(Collected data)
┏━━
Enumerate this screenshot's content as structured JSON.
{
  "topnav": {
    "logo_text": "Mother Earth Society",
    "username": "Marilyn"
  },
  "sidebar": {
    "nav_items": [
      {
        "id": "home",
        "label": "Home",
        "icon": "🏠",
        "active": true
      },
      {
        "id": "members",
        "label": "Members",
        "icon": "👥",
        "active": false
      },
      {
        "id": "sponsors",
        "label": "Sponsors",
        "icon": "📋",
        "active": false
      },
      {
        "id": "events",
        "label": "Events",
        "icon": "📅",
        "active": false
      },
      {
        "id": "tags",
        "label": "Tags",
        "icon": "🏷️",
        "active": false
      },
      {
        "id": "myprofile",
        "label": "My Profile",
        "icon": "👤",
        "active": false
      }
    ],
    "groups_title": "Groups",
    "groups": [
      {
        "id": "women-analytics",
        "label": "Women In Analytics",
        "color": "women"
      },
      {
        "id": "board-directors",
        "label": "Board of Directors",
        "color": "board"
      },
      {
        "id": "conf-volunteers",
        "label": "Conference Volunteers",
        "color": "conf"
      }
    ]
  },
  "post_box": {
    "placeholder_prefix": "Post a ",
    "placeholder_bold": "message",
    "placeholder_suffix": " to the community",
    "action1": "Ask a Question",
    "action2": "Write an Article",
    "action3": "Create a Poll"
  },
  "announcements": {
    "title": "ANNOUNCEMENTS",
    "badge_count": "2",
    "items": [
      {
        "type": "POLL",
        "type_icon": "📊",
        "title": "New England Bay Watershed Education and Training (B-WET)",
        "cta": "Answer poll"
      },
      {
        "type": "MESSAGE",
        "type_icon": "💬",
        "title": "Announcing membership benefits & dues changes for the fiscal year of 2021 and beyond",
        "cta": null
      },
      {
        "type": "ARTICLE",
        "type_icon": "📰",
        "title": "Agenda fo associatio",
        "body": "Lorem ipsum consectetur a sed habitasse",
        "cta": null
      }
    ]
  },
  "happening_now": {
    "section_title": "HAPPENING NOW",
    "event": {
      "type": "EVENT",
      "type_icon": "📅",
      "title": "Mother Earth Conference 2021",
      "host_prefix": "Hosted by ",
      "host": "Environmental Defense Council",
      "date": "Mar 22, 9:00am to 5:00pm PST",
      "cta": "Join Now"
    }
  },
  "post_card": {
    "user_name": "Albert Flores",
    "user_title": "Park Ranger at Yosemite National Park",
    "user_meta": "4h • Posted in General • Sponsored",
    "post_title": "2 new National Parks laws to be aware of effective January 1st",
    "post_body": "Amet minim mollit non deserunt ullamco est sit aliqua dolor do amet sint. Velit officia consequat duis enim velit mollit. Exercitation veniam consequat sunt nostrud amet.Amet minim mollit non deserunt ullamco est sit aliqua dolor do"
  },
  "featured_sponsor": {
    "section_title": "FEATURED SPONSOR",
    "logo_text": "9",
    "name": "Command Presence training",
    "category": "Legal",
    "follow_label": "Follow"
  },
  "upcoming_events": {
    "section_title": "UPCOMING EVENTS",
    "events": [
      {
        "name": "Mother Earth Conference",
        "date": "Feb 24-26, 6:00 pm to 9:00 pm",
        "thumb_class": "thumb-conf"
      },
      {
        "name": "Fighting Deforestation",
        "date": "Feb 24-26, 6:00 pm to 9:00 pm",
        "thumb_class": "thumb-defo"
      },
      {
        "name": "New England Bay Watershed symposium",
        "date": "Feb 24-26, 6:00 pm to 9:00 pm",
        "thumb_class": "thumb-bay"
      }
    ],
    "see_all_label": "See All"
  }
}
┗━━
┏━━
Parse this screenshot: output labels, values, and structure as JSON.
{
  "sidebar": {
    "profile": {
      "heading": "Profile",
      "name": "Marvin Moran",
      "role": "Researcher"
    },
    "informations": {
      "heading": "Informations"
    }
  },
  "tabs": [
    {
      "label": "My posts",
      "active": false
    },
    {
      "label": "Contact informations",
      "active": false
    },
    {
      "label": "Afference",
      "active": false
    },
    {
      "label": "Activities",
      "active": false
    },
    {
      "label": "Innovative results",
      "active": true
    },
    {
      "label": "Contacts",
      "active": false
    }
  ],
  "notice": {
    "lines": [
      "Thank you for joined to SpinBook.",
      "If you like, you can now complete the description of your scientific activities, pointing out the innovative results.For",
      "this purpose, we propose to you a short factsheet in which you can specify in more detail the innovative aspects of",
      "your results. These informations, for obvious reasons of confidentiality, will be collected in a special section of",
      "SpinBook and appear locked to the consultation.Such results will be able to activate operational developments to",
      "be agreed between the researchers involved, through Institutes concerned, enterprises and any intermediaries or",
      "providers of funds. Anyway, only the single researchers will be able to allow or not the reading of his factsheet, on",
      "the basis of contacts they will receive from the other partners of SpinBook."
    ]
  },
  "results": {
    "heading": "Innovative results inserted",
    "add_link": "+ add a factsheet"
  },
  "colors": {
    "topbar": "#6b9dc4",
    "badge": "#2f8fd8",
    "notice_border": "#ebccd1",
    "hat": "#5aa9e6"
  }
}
┗━━
Check each line of the records for the word "JSON" and extract those that contain it.

Enumerate this screenshot's content as structured JSON.
Parse this screenshot: output labels, values, and structure as JSON.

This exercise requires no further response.